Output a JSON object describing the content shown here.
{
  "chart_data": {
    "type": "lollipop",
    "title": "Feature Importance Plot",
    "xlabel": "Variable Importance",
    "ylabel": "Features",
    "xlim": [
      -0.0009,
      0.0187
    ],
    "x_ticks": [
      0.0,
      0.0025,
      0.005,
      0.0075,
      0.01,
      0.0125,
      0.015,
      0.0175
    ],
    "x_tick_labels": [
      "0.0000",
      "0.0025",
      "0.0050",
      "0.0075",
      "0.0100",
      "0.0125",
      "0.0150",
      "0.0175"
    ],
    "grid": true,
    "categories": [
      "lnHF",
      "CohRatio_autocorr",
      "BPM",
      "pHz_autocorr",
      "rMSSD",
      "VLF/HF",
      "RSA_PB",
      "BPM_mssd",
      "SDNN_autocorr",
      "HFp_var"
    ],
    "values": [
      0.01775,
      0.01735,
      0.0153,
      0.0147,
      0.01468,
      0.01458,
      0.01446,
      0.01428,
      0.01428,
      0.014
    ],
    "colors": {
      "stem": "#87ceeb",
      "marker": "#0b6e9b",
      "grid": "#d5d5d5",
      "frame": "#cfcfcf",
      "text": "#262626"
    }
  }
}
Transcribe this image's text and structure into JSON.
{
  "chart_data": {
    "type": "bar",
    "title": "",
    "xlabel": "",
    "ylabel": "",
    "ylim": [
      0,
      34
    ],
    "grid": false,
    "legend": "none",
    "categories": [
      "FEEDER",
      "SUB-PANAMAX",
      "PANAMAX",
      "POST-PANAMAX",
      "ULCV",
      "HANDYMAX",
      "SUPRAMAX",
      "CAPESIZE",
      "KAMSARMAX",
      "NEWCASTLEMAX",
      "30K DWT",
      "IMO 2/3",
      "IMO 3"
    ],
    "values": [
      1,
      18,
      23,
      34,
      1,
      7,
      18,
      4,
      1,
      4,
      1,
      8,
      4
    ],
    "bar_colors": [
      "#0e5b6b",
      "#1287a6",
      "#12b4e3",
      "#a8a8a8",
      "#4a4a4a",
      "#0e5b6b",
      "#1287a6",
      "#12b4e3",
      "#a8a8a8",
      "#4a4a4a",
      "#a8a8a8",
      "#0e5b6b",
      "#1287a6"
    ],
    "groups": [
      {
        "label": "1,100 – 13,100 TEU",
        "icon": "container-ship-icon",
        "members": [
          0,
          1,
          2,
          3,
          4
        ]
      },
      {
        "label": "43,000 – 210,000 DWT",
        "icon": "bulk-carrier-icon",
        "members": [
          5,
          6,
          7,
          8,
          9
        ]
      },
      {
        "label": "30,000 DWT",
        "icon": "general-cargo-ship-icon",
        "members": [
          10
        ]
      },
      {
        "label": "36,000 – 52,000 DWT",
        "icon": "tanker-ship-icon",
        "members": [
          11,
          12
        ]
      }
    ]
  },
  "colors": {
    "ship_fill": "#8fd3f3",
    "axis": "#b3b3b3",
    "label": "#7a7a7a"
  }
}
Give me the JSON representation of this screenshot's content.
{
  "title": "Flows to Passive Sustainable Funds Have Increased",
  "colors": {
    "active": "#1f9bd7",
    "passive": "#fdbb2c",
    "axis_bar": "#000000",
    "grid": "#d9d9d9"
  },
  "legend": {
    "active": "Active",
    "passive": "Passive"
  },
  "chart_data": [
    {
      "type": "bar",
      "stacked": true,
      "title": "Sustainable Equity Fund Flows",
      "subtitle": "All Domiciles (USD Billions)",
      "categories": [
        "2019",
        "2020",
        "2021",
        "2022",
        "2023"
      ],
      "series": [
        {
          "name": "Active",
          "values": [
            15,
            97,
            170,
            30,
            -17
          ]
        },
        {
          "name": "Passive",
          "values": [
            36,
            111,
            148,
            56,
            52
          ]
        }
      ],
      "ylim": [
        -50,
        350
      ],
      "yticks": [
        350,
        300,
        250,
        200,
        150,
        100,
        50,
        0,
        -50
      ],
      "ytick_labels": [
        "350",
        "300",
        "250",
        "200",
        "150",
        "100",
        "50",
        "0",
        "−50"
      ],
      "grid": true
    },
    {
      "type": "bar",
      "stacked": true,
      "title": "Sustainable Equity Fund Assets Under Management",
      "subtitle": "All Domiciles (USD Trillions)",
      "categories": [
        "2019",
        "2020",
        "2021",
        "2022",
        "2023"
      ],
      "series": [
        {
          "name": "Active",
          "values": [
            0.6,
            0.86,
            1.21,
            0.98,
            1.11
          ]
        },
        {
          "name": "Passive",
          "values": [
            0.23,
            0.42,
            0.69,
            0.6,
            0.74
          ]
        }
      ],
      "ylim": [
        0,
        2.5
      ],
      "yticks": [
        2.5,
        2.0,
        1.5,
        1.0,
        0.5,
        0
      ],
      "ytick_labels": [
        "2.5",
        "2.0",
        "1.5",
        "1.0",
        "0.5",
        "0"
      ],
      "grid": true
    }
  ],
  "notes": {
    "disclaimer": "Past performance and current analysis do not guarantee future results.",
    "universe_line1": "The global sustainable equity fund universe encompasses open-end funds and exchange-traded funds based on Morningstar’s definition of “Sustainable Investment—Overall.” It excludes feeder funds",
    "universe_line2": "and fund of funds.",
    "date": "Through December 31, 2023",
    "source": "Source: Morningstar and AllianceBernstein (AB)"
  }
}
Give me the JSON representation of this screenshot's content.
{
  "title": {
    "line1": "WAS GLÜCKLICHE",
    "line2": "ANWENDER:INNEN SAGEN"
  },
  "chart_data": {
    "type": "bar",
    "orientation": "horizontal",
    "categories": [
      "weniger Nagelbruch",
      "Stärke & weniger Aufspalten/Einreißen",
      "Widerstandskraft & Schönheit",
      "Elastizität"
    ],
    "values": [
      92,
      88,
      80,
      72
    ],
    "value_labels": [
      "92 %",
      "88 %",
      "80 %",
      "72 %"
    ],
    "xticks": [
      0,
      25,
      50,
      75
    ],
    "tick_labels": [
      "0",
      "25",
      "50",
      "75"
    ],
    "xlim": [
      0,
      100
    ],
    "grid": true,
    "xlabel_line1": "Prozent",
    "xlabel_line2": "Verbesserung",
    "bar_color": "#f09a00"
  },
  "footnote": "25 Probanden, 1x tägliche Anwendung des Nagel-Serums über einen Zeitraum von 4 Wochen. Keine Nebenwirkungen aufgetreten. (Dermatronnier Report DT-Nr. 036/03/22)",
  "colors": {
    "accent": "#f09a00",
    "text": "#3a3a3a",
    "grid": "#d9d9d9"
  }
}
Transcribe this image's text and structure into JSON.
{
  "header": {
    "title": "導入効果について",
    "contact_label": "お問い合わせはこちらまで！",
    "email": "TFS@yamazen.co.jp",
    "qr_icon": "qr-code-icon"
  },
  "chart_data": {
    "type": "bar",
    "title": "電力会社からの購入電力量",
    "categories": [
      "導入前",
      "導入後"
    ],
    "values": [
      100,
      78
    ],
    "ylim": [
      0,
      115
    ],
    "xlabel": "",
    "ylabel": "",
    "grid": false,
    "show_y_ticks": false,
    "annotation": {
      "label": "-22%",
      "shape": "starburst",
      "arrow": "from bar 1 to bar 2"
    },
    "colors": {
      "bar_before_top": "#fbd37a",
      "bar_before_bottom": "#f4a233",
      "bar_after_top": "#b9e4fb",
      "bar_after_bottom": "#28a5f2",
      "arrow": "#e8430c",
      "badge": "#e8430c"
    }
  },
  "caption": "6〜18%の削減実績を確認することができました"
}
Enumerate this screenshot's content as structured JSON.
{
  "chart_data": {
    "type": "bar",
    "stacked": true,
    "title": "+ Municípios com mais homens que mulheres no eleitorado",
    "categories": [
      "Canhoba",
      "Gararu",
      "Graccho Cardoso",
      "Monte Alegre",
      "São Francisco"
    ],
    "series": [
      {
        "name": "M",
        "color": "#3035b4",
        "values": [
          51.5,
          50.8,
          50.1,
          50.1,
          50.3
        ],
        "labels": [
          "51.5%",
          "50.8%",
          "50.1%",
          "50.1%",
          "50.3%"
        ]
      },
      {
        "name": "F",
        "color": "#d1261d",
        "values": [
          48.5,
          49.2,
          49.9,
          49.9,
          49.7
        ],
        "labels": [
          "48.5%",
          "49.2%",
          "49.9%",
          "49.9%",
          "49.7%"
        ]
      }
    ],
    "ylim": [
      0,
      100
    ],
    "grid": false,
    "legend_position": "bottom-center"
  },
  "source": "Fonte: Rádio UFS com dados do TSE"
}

────────────────────

**WHAT TO WORK ON**
Using the listing above, pick out each line that contains the word "Importance", then copy it.

**ANSWER TO THIS TASK**
    "title": "Feature Importance Plot",
    "xlabel": "Variable Importance",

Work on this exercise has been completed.